» **Task prompt**:
Answer these questions from the coping list:
1. Under "Take Breaks," for how long might the writer isolate preemptively?
2. Under "Ignore Myself," what three things does the writer list as automatically ignored?
3. Under "Need/Wants," what example shows needs and wants getting confused?

Ignore Myself. I have to ignore myself a LOT when I'm doing badly. Ranging from the extremes of my "better ideas" (like eating my gun) to the very childish "I don't wanna!" that starts cropping up like keeeeerazy. It's super challenging on a number of fronts, especially because listening to myself (my needs and wants, not my bullshit) is super hard to do when I'm doing badly. At any point, but especially when I should. So it becomes a very 180 degrees of opposite practice, holding 2 equal and opposite truths, in the palm of my hand. I need to listen to the things I'm automatically ignoring (like hunger, tiredness, stress rising, etc.), and NOT listen to all the outstanding (aka bullshit) my brain is cranking out. The summation of those 2 things? Means I ignore myself. I do things I don't want to, and don't do things I do want to.
5.
Take Breaks. Both deliberately taking breaks between activities, even if I don't need them; and mini-isolating BEFORE I'm tired/overwhelmed/I want off this damn planet/
kaboom! So I might isolate for a few hours, preemptively, instead of days to WTF knows how long because I have just exceeded my limits. Ditto, I may only get 5 things done in a day, because I'm taking a solid hour between things I don't need, instead of 10 things... But 5 is waaaaaay better than 0 for a week/month/longer because I was
just fine...until I wasn't, and now I can't even get out of bed.
6.
Need/Wants. Mentioned this briefly above, but it rates it's own category as it goes a couple different ways. First off, as I said, I lose the ability to want anything in survival mode (and I start living in survival mode more and more when I start doing badly), and my needs get the back burner, and my
priorities get f*cked six ways from Sunday. It is reeeeeeally important that I both determine what my need/wants
are to the best of my ability, and also to make sure that I'm doing something -at least 1 thing!- that I want to be doing, on purpose, each and every single damn day. // The other piece to this, is that when I'm doing badly I stop being able to parse what's a need & what's a want... Accurately. Wants become needs in my heart&mind, while needs become wants. Snort. An example of this is never feeling hungry until I'm starving. Literally starving. All of these things in this list actually tie into each other, but this one, especially. It's possibly the most important, for me, although it may seem the least important.

» **Record set**:

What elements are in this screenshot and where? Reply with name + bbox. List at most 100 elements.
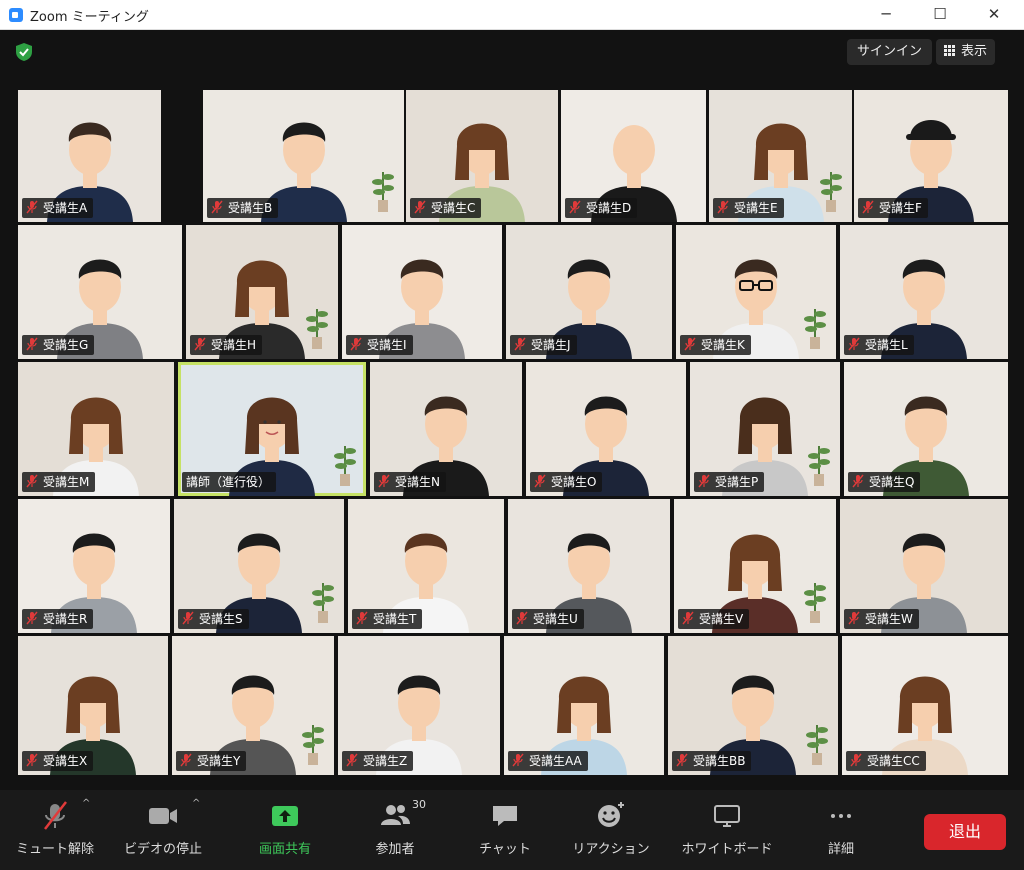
share-screen-button[interactable]: 画面共有	[230, 798, 340, 857]
participant-tile[interactable]: 受講生M	[18, 362, 174, 496]
more-label: 詳細	[827, 842, 854, 857]
microphone-muted-icon	[378, 474, 390, 488]
participant-name-bar: 受講生E	[713, 198, 784, 218]
participant-name-bar: 受講生H	[190, 335, 263, 355]
participant-name-bar: 受講生O	[530, 472, 603, 492]
shield-check-icon[interactable]	[14, 42, 34, 62]
participant-tile[interactable]: 受講生R	[18, 499, 170, 633]
participant-tile[interactable]: 受講生A	[18, 90, 161, 222]
participant-name: 受講生U	[533, 612, 578, 626]
participant-name: 受講生L	[865, 338, 908, 352]
mute-label: ミュート解除	[15, 842, 94, 857]
participant-name: 受講生W	[865, 612, 913, 626]
participant-tile[interactable]: 受講生W	[840, 499, 1008, 633]
more-button[interactable]: 詳細	[786, 798, 896, 857]
view-button[interactable]: 表示	[936, 39, 996, 65]
participant-tile[interactable]: 受講生G	[18, 225, 182, 359]
participant-name-bar: 受講生G	[22, 335, 95, 355]
signin-button[interactable]: サインイン	[847, 39, 933, 65]
participant-name-bar: 受講生W	[844, 609, 919, 629]
microphone-muted-icon	[534, 474, 546, 488]
emoji-reaction-icon	[598, 802, 624, 827]
reaction-button[interactable]: リアクション	[556, 798, 666, 857]
participant-name: 受講生E	[734, 201, 778, 215]
plant-decor	[372, 172, 394, 212]
participant-name-bar: 受講生Q	[848, 472, 921, 492]
microphone-muted-icon	[682, 611, 694, 625]
participant-name-bar: 受講生P	[694, 472, 765, 492]
participant-tile[interactable]: 受講生B	[203, 90, 404, 222]
video-button[interactable]: ビデオの停止	[108, 798, 218, 857]
participant-name: 受講生B	[228, 201, 273, 215]
participant-tile[interactable]: 受講生AA	[504, 636, 664, 775]
mute-options-chevron-up-icon[interactable]: ^	[82, 798, 90, 809]
participant-tile[interactable]: 受講生Q	[844, 362, 1008, 496]
reaction-label: リアクション	[572, 842, 650, 857]
participant-tile[interactable]: 受講生K	[676, 225, 836, 359]
participant-name-bar: 受講生T	[352, 609, 423, 629]
participant-name-bar: 受講生K	[680, 335, 751, 355]
participant-name: 受講生K	[701, 338, 745, 352]
participant-tile[interactable]: 受講生P	[690, 362, 840, 496]
participants-label: 参加者	[375, 842, 415, 857]
participant-name: 受講生F	[879, 201, 922, 215]
more-dots-icon	[831, 814, 851, 818]
participant-tile[interactable]: 受講生D	[561, 90, 706, 222]
participant-name: 受講生O	[551, 475, 597, 489]
window-title: Zoom ミーティング	[30, 10, 149, 25]
participant-name: 受講生AA	[529, 754, 582, 768]
participant-tile[interactable]: 受講生X	[18, 636, 168, 775]
participants-button[interactable]: 30 参加者	[340, 798, 450, 857]
participant-tile[interactable]: 受講生F	[854, 90, 1008, 222]
participant-name-bar: 受講生Y	[176, 751, 247, 771]
participant-tile[interactable]: 受講生Z	[338, 636, 500, 775]
participant-tile[interactable]: 受講生U	[508, 499, 670, 633]
participant-name-bar: 講師（進行役）	[182, 472, 277, 492]
participant-name: 受講生A	[43, 201, 88, 215]
participant-tile[interactable]: 受講生T	[348, 499, 504, 633]
microphone-muted-icon	[26, 474, 38, 488]
chat-button[interactable]: チャット	[450, 798, 560, 857]
participant-tile[interactable]: 受講生H	[186, 225, 338, 359]
microphone-muted-icon	[26, 200, 38, 214]
participant-name-bar: 受講生S	[178, 609, 249, 629]
plant-decor	[334, 446, 356, 486]
whiteboard-button[interactable]: ホワイトボード	[672, 798, 782, 857]
participant-tile[interactable]: 受講生C	[406, 90, 558, 222]
participant-tile[interactable]: 受講生I	[342, 225, 502, 359]
microphone-muted-icon	[569, 200, 581, 214]
participant-name: 受講生T	[373, 612, 417, 626]
share-screen-label: 画面共有	[258, 842, 311, 857]
participant-tile[interactable]: 講師（進行役）	[178, 362, 366, 496]
participant-tile[interactable]: 受講生J	[506, 225, 672, 359]
mute-button[interactable]: ミュート解除	[0, 798, 110, 857]
microphone-muted-icon	[862, 200, 874, 214]
close-button[interactable]: ✕	[972, 0, 1016, 30]
participant-name-bar: 受講生C	[410, 198, 482, 218]
participant-name: 受講生H	[211, 338, 257, 352]
participant-tile[interactable]: 受講生Y	[172, 636, 334, 775]
participant-name-bar: 受講生V	[678, 609, 750, 629]
participant-tile[interactable]: 受講生CC	[842, 636, 1008, 775]
zoom-app-icon	[9, 8, 23, 22]
share-screen-icon	[272, 806, 298, 826]
microphone-muted-icon	[414, 200, 426, 214]
participant-tile[interactable]: 受講生S	[174, 499, 344, 633]
chat-bubble-icon	[493, 806, 517, 826]
participant-tile[interactable]: 受講生N	[370, 362, 522, 496]
participant-tile[interactable]: 受講生BB	[668, 636, 838, 775]
maximize-button[interactable]: ☐	[918, 0, 962, 30]
whiteboard-label: ホワイトボード	[681, 842, 773, 857]
meeting-stage: サインイン 表示 受講生A 受講生B 受講生C 受講生D 受講生E 受講生F 受講生G 受講生…	[0, 30, 1024, 790]
participant-tile[interactable]: 受講生O	[526, 362, 686, 496]
video-options-chevron-up-icon[interactable]: ^	[192, 798, 200, 809]
microphone-muted-icon	[514, 337, 526, 351]
participant-tile[interactable]: 受講生V	[674, 499, 836, 633]
participant-tile[interactable]: 受講生E	[709, 90, 852, 222]
microphone-muted-icon	[848, 611, 860, 625]
participant-tile[interactable]: 受講生L	[840, 225, 1008, 359]
minimize-button[interactable]: ─	[864, 0, 908, 30]
participant-name-bar: 受講生R	[22, 609, 94, 629]
participant-name: 受講生G	[43, 338, 89, 352]
leave-button[interactable]: 退出	[924, 814, 1006, 850]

» **The result**:
1. For a few hours.
2. Hunger, tiredness and rising stress.
3. Never feeling hungry until starving.